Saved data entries
◇ ◇ ◇ ◇ ◇

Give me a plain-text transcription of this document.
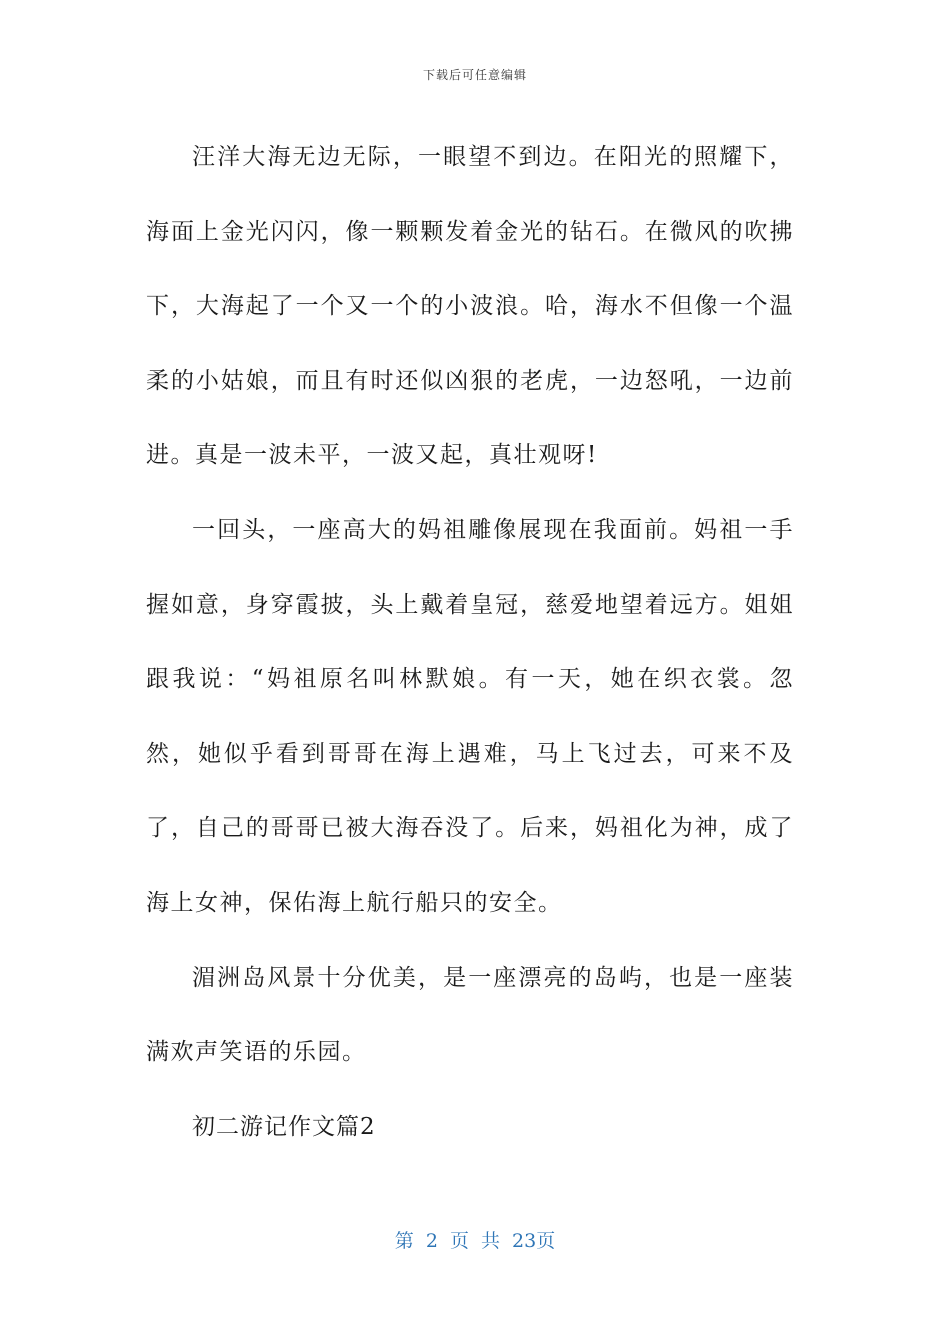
下载后可任意编辑

汪洋大海无边无际，一眼望不到边。在阳光的照耀下，海面上金光闪闪，像一颗颗发着金光的钻石。在微风的吹拂下，大海起了一个又一个的小波浪。哈，海水不但像一个温柔的小姑娘，而且有时还似凶狠的老虎，一边怒吼，一边前进。真是一波未平，一波又起，真壮观呀!

一回头，一座高大的妈祖雕像展现在我面前。妈祖一手握如意，身穿霞披，头上戴着皇冠，慈爱地望着远方。姐姐跟我说：“妈祖原名叫林默娘。有一天，她在织衣裳。忽然，她似乎看到哥哥在海上遇难，马上飞过去，可来不及了，自己的哥哥已被大海吞没了。后来，妈祖化为神，成了海上女神，保佑海上航行船只的安全。

湄洲岛风景十分优美，是一座漂亮的岛屿，也是一座装满欢声笑语的乐园。

初二游记作文篇2

第 2 页 共 23页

◇ ◇ ◇ ◇ ◇

▸ THE EXERCISE: Keep the pictures out of your copy, and repeat every entry above exactly.

▸ EXERCISE OUTPUT:
Give me a plain-text transcription of this document.
下载后可任意编辑

汪洋大海无边无际，一眼望不到边。在阳光的照耀下，海面上金光闪闪，像一颗颗发着金光的钻石。在微风的吹拂下，大海起了一个又一个的小波浪。哈，海水不但像一个温柔的小姑娘，而且有时还似凶狠的老虎，一边怒吼，一边前进。真是一波未平，一波又起，真壮观呀!

一回头，一座高大的妈祖雕像展现在我面前。妈祖一手握如意，身穿霞披，头上戴着皇冠，慈爱地望着远方。姐姐跟我说：“妈祖原名叫林默娘。有一天，她在织衣裳。忽然，她似乎看到哥哥在海上遇难，马上飞过去，可来不及了，自己的哥哥已被大海吞没了。后来，妈祖化为神，成了海上女神，保佑海上航行船只的安全。

湄洲岛风景十分优美，是一座漂亮的岛屿，也是一座装满欢声笑语的乐园。

初二游记作文篇2

第 2 页 共 23页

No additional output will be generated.